→ Problem details: Find the line containing "What's the underlying". Retype it and every later line of the records exactly, leaving out pictures.

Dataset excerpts
§

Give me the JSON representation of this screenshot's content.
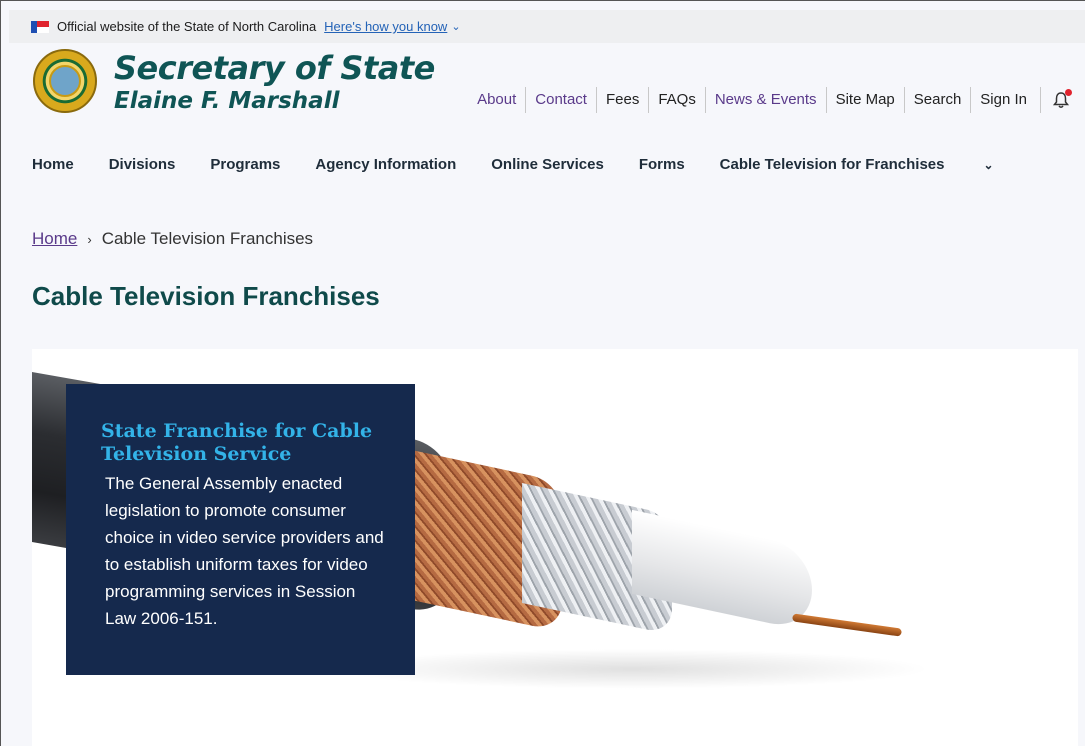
{
  "banner": {
    "official_text": "Official website of the State of North Carolina",
    "how_link": "Here's how you know"
  },
  "header": {
    "title": "Secretary of State",
    "subtitle": "Elaine F. Marshall"
  },
  "utility_nav": {
    "about": "About",
    "contact": "Contact",
    "fees": "Fees",
    "faqs": "FAQs",
    "news": "News & Events",
    "sitemap": "Site Map",
    "search": "Search",
    "signin": "Sign In"
  },
  "main_nav": {
    "home": "Home",
    "divisions": "Divisions",
    "programs": "Programs",
    "agency": "Agency Information",
    "online": "Online Services",
    "forms": "Forms",
    "cable": "Cable Television for Franchises"
  },
  "breadcrumb": {
    "home": "Home",
    "current": "Cable Television Franchises"
  },
  "page": {
    "title": "Cable Television Franchises"
  },
  "hero": {
    "box_title": "State Franchise for Cable Television Service",
    "box_text": "The General Assembly enacted legislation to promote consumer choice in video service providers and to establish uniform taxes for video programming services in Session Law 2006-151."
  },
  "icons": {
    "flag": "nc-flag-icon",
    "chevron": "chevron-down-icon",
    "bell": "notification-bell-icon",
    "seal": "state-seal-logo"
  },
  "colors": {
    "brand_teal": "#0f5555",
    "link_purple": "#5a3a8a",
    "hero_box": "#15294d",
    "hero_title": "#33b3e8"
  }
}
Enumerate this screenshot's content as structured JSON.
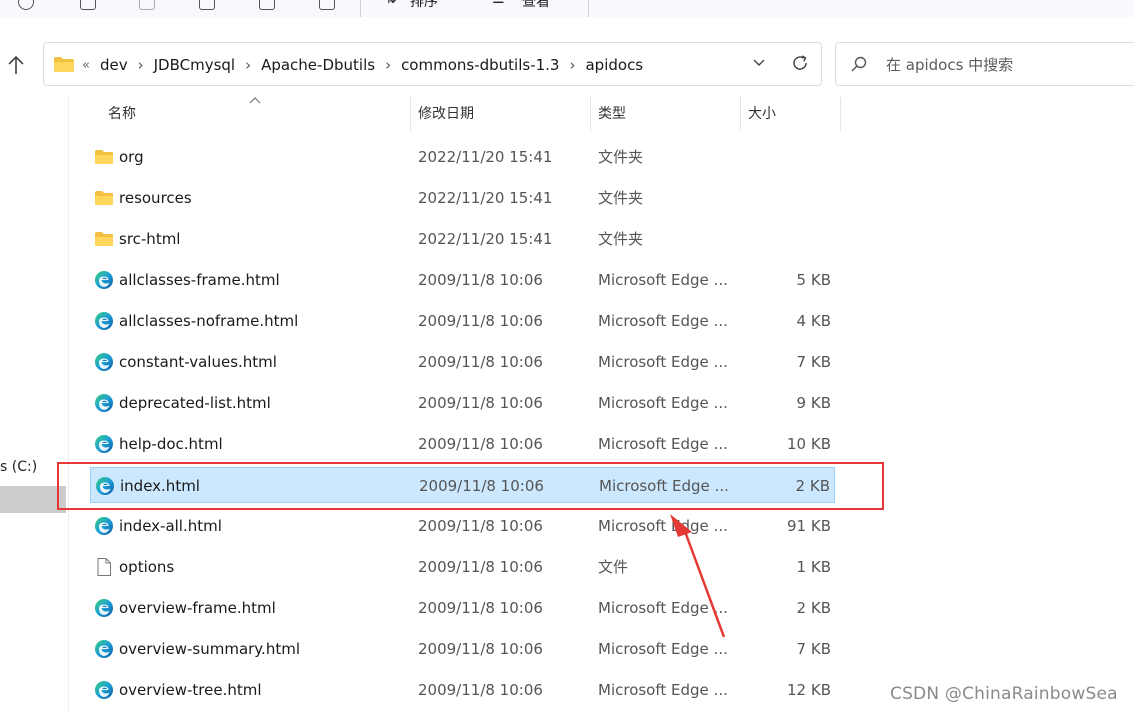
{
  "toolbar": {
    "sort_label": "排序",
    "view_label": "查看",
    "more_label": "···"
  },
  "address_bar": {
    "overflow_marker": "«",
    "crumbs": [
      "dev",
      "JDBCmysql",
      "Apache-Dbutils",
      "commons-dbutils-1.3",
      "apidocs"
    ]
  },
  "search": {
    "placeholder": "在 apidocs 中搜索"
  },
  "nav": {
    "drive_label": "s (C:)"
  },
  "columns": {
    "name": "名称",
    "date": "修改日期",
    "type": "类型",
    "size": "大小"
  },
  "files": [
    {
      "icon": "folder-icon",
      "name": "org",
      "date": "2022/11/20 15:41",
      "type": "文件夹",
      "size": ""
    },
    {
      "icon": "folder-icon",
      "name": "resources",
      "date": "2022/11/20 15:41",
      "type": "文件夹",
      "size": ""
    },
    {
      "icon": "folder-icon",
      "name": "src-html",
      "date": "2022/11/20 15:41",
      "type": "文件夹",
      "size": ""
    },
    {
      "icon": "edge-icon",
      "name": "allclasses-frame.html",
      "date": "2009/11/8 10:06",
      "type": "Microsoft Edge ...",
      "size": "5 KB"
    },
    {
      "icon": "edge-icon",
      "name": "allclasses-noframe.html",
      "date": "2009/11/8 10:06",
      "type": "Microsoft Edge ...",
      "size": "4 KB"
    },
    {
      "icon": "edge-icon",
      "name": "constant-values.html",
      "date": "2009/11/8 10:06",
      "type": "Microsoft Edge ...",
      "size": "7 KB"
    },
    {
      "icon": "edge-icon",
      "name": "deprecated-list.html",
      "date": "2009/11/8 10:06",
      "type": "Microsoft Edge ...",
      "size": "9 KB"
    },
    {
      "icon": "edge-icon",
      "name": "help-doc.html",
      "date": "2009/11/8 10:06",
      "type": "Microsoft Edge ...",
      "size": "10 KB"
    },
    {
      "icon": "edge-icon",
      "name": "index.html",
      "date": "2009/11/8 10:06",
      "type": "Microsoft Edge ...",
      "size": "2 KB",
      "selected": true
    },
    {
      "icon": "edge-icon",
      "name": "index-all.html",
      "date": "2009/11/8 10:06",
      "type": "Microsoft Edge ...",
      "size": "91 KB"
    },
    {
      "icon": "file-icon",
      "name": "options",
      "date": "2009/11/8 10:06",
      "type": "文件",
      "size": "1 KB"
    },
    {
      "icon": "edge-icon",
      "name": "overview-frame.html",
      "date": "2009/11/8 10:06",
      "type": "Microsoft Edge ...",
      "size": "2 KB"
    },
    {
      "icon": "edge-icon",
      "name": "overview-summary.html",
      "date": "2009/11/8 10:06",
      "type": "Microsoft Edge ...",
      "size": "7 KB"
    },
    {
      "icon": "edge-icon",
      "name": "overview-tree.html",
      "date": "2009/11/8 10:06",
      "type": "Microsoft Edge ...",
      "size": "12 KB"
    }
  ],
  "colors": {
    "selection": "#cce8ff",
    "selection_border": "#99d1ff",
    "annotation_red": "#e53935"
  },
  "watermark": "CSDN @ChinaRainbowSea"
}
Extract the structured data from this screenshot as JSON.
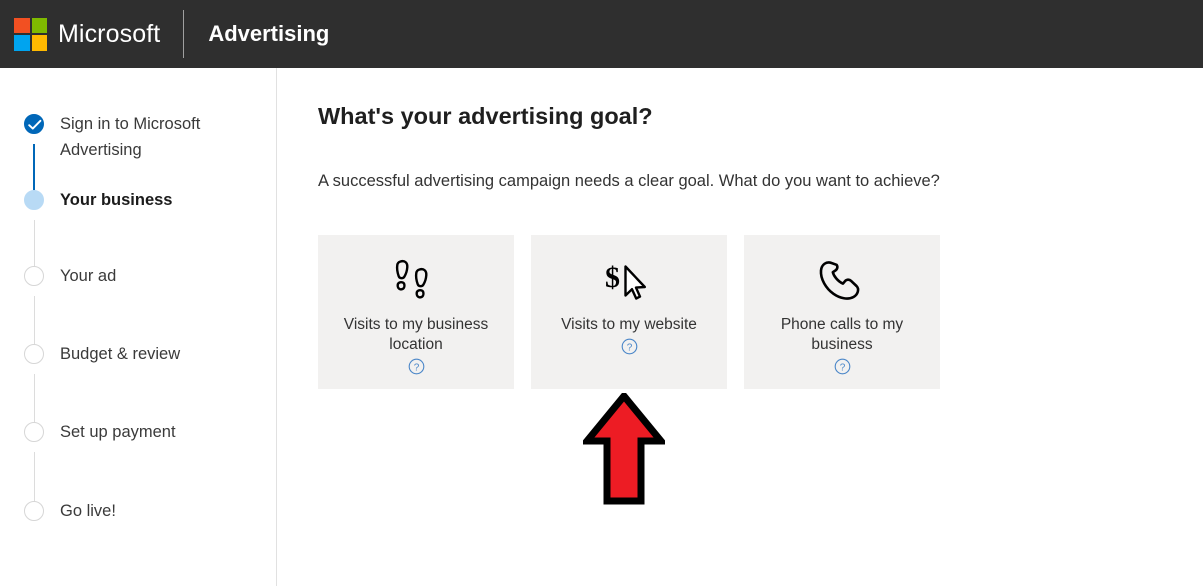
{
  "header": {
    "logo_icon": "microsoft-squares-logo",
    "brand": "Microsoft",
    "product": "Advertising",
    "logo_colors": {
      "red": "#f25022",
      "green": "#7fba00",
      "blue": "#00a4ef",
      "yellow": "#ffb900"
    },
    "background": "#2f2f2f"
  },
  "sidebar": {
    "steps": [
      {
        "label": "Sign in to Microsoft Advertising",
        "state": "completed",
        "icon": "check-icon"
      },
      {
        "label": "Your business",
        "state": "current",
        "icon": "filled-dot-icon"
      },
      {
        "label": "Your ad",
        "state": "upcoming",
        "icon": "empty-circle-icon"
      },
      {
        "label": "Budget & review",
        "state": "upcoming",
        "icon": "empty-circle-icon"
      },
      {
        "label": "Set up payment",
        "state": "upcoming",
        "icon": "empty-circle-icon"
      },
      {
        "label": "Go live!",
        "state": "upcoming",
        "icon": "empty-circle-icon"
      }
    ],
    "accent_color": "#0067b8",
    "current_color": "#b8daf5"
  },
  "main": {
    "title": "What's your advertising goal?",
    "subtitle": "A successful advertising campaign needs a clear goal. What do you want to achieve?",
    "goals": [
      {
        "label": "Visits to my business location",
        "icon": "footsteps-icon",
        "help_icon": "question-circle-icon"
      },
      {
        "label": "Visits to my website",
        "icon": "dollar-cursor-icon",
        "help_icon": "question-circle-icon"
      },
      {
        "label": "Phone calls to my business",
        "icon": "phone-handset-icon",
        "help_icon": "question-circle-icon"
      }
    ],
    "card_background": "#f2f1f0"
  },
  "annotation": {
    "icon": "red-up-arrow-annotation",
    "color": "#ed1c24",
    "outline": "#000000",
    "points_at": "Visits to my website"
  }
}
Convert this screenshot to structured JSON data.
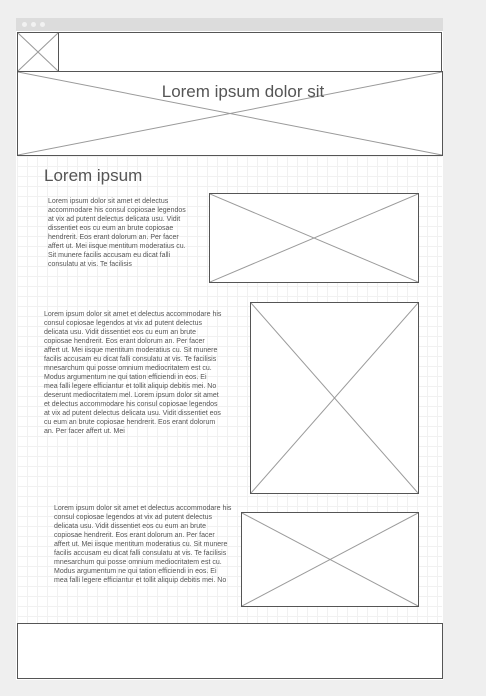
{
  "header": {
    "title": "Lorem ipsum dolor sit"
  },
  "section": {
    "heading": "Lorem ipsum",
    "paragraph_1": "Lorem ipsum dolor sit amet et delectus accommodare his consul copiosae legendos at vix ad putent delectus delicata usu. Vidit dissentiet eos cu eum an brute copiosae hendrerit. Eos erant dolorum an. Per facer affert ut. Mei iisque mentitum moderatius cu. Sit munere facilis accusam eu dicat falli consulatu at vis. Te facilisis",
    "paragraph_2": "Lorem ipsum dolor sit amet et delectus accommodare his consul copiosae legendos at vix ad putent delectus delicata usu. Vidit dissentiet eos cu eum an brute copiosae hendrerit. Eos erant dolorum an. Per facer affert ut. Mei iisque mentitum moderatius cu. Sit munere facilis accusam eu dicat falli consulatu at vis. Te facilisis mnesarchum qui posse omnium mediocritatem est cu. Modus argumentum ne qui tation efficiendi in eos. Ei mea falli legere efficiantur et tollit aliquip debitis mei. No deserunt mediocritatem mel. Lorem ipsum dolor sit amet et delectus accommodare his consul copiosae legendos at vix ad putent delectus delicata usu. Vidit dissentiet eos cu eum an brute copiosae hendrerit. Eos erant dolorum an. Per facer affert ut. Mei",
    "paragraph_3": "Lorem ipsum dolor sit amet et delectus accommodare his consul copiosae legendos at vix ad putent delectus delicata usu. Vidit dissentiet eos cu eum an brute copiosae hendrerit. Eos erant dolorum an. Per facer affert ut. Mei iisque mentitum moderatius cu. Sit munere facilis accusam eu dicat falli consulatu at vis. Te facilisis mnesarchum qui posse omnium mediocritatem est cu. Modus argumentum ne qui tation efficiendi in eos. Ei mea falli legere efficiantur et tollit aliquip debitis mei. No"
  }
}
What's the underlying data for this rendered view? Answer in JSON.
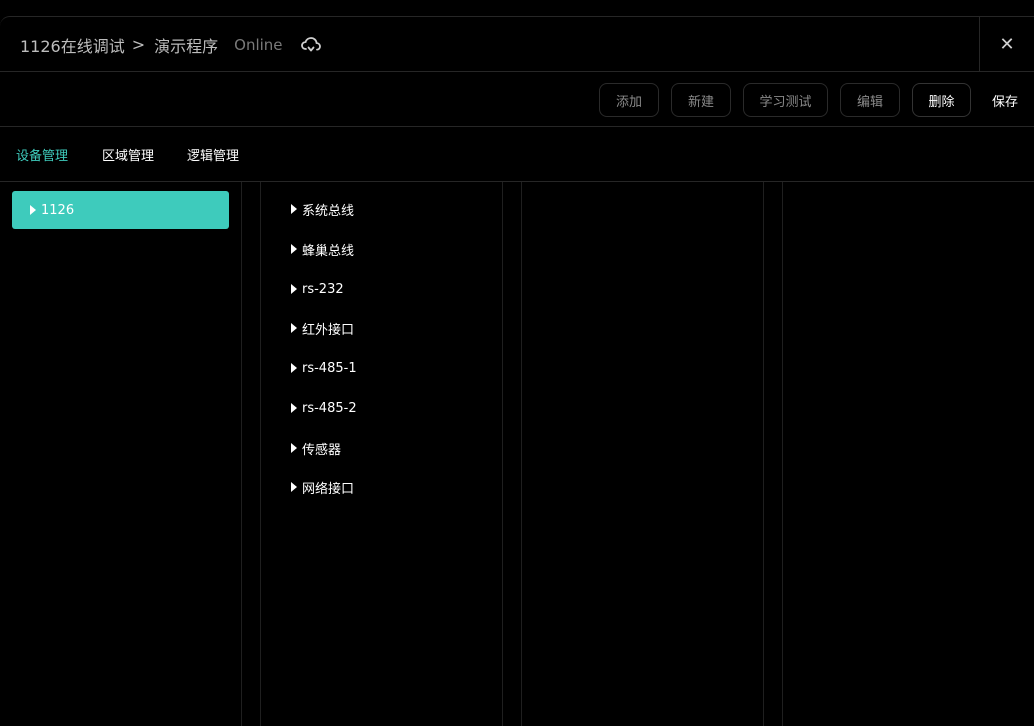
{
  "header": {
    "breadcrumb_project": "1126在线调试",
    "breadcrumb_separator": ">",
    "breadcrumb_current": "演示程序",
    "status": "Online",
    "close_label": "✕"
  },
  "toolbar": {
    "add": "添加",
    "new": "新建",
    "learn_test": "学习测试",
    "edit": "编辑",
    "delete": "删除",
    "save": "保存"
  },
  "tabs": [
    {
      "label": "设备管理",
      "active": true
    },
    {
      "label": "区域管理",
      "active": false
    },
    {
      "label": "逻辑管理",
      "active": false
    }
  ],
  "device_tree": {
    "selected": "1126"
  },
  "interfaces": [
    "系统总线",
    "蜂巢总线",
    "rs-232",
    "红外接口",
    "rs-485-1",
    "rs-485-2",
    "传感器",
    "网络接口"
  ],
  "colors": {
    "accent": "#3ecbbc",
    "background": "#000000",
    "border": "#262626"
  },
  "icons": {
    "status": "cloud-sync-icon",
    "close": "close-icon",
    "expand": "caret-right-icon"
  }
}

§

→ Full answer:
What's the underlying data for this rendered view? Answer in JSON.
{
  "header": {
    "breadcrumb_project": "1126在线调试",
    "breadcrumb_separator": ">",
    "breadcrumb_current": "演示程序",
    "status": "Online",
    "close_label": "✕"
  },
  "toolbar": {
    "add": "添加",
    "new": "新建",
    "learn_test": "学习测试",
    "edit": "编辑",
    "delete": "删除",
    "save": "保存"
  },
  "tabs": [
    {
      "label": "设备管理",
      "active": true
    },
    {
      "label": "区域管理",
      "active": false
    },
    {
      "label": "逻辑管理",
      "active": false
    }
  ],
  "device_tree": {
    "selected": "1126"
  },
  "interfaces": [
    "系统总线",
    "蜂巢总线",
    "rs-232",
    "红外接口",
    "rs-485-1",
    "rs-485-2",
    "传感器",
    "网络接口"
  ],
  "colors": {
    "accent": "#3ecbbc",
    "background": "#000000",
    "border": "#262626"
  },
  "icons": {
    "status": "cloud-sync-icon",
    "close": "close-icon",
    "expand": "caret-right-icon"
  }
}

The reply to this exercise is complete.